▶ _WHAT NEEDS TO BE DONE_:
Look through the data below and return each line where "name" appears.

▶ _Figure data in JSON_:
● ● ●

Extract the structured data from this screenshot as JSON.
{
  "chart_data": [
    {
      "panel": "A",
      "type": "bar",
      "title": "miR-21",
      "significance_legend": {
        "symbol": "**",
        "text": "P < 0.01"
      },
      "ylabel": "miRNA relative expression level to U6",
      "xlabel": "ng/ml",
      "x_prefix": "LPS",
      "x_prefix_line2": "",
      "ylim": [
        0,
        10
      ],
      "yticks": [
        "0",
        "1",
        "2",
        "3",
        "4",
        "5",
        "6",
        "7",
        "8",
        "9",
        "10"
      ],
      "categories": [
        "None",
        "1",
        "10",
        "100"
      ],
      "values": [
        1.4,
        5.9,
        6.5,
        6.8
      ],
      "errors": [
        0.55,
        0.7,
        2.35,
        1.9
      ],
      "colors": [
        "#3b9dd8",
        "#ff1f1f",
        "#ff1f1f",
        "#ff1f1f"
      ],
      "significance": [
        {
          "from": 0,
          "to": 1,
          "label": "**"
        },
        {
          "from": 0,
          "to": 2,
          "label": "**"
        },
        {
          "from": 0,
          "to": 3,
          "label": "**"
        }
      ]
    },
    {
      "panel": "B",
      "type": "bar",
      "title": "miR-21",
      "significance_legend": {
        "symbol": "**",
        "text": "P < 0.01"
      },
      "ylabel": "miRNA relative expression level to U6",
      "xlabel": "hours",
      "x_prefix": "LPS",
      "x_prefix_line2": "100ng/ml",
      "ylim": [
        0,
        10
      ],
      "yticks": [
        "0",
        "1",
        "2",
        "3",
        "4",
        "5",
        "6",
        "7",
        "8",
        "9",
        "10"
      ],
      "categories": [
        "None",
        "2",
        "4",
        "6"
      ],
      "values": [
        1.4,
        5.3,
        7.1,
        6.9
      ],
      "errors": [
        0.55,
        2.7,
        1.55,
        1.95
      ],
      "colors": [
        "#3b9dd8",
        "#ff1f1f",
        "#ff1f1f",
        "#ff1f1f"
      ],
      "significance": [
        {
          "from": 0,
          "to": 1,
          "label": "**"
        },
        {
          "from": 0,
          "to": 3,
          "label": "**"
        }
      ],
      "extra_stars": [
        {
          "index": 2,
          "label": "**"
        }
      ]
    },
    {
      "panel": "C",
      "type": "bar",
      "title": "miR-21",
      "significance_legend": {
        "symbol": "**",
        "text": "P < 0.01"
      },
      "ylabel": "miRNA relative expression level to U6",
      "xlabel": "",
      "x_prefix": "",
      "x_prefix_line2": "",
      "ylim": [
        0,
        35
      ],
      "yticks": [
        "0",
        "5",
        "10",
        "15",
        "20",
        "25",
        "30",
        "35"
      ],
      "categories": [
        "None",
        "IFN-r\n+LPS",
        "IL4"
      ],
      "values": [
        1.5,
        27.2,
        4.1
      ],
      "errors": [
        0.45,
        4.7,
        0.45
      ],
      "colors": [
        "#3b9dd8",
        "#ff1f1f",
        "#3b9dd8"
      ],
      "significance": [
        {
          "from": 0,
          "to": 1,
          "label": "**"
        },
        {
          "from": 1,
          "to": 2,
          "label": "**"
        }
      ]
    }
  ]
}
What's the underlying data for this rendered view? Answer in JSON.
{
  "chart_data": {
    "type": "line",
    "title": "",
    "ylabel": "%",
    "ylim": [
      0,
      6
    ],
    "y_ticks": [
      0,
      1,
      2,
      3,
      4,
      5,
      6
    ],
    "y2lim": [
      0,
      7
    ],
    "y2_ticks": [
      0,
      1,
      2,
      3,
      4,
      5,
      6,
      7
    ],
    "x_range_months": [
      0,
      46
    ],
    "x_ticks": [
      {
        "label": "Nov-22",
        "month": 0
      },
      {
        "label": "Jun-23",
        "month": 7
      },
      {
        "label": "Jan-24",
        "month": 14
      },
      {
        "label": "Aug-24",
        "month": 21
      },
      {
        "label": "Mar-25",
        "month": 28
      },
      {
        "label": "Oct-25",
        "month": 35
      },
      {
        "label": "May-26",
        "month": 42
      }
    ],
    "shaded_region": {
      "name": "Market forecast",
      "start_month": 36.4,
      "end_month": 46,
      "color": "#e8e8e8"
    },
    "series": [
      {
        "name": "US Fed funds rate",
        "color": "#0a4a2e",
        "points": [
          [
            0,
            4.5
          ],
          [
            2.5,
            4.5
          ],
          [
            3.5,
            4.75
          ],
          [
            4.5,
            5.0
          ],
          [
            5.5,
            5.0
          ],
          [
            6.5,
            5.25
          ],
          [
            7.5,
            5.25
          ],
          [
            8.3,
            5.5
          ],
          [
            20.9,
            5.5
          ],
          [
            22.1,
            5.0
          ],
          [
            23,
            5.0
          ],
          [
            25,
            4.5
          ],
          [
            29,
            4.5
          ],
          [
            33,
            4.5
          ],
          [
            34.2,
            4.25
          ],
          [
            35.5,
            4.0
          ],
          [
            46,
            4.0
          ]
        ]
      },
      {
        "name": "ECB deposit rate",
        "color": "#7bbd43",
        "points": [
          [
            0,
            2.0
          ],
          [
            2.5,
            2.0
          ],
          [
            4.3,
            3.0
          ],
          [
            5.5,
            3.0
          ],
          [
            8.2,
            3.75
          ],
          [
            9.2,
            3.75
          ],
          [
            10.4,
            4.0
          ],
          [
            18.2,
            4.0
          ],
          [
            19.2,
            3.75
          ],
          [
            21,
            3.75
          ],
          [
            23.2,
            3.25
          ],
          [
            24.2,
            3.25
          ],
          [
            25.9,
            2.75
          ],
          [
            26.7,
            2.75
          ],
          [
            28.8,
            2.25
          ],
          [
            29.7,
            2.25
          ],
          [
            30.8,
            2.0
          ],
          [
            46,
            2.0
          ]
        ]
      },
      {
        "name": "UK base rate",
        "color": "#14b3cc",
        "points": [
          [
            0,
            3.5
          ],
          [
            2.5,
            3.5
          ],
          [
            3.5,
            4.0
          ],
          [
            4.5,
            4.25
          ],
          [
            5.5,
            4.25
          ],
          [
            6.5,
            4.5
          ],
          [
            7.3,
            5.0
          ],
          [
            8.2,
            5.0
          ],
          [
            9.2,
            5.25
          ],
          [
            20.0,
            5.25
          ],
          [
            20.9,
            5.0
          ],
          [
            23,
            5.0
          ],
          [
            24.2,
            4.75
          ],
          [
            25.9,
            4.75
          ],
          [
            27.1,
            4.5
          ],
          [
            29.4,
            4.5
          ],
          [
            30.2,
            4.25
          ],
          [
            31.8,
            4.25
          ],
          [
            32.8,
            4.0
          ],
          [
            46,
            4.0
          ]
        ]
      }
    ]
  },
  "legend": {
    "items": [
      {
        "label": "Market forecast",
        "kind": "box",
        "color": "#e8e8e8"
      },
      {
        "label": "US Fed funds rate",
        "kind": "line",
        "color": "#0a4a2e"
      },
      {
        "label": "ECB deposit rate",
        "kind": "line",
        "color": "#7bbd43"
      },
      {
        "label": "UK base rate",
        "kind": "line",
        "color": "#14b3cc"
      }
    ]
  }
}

● ● ●

▶ _TASK ANSWER_:
      "name": "Market forecast",
        "name": "US Fed funds rate",
        "name": "ECB deposit rate",
        "name": "UK base rate",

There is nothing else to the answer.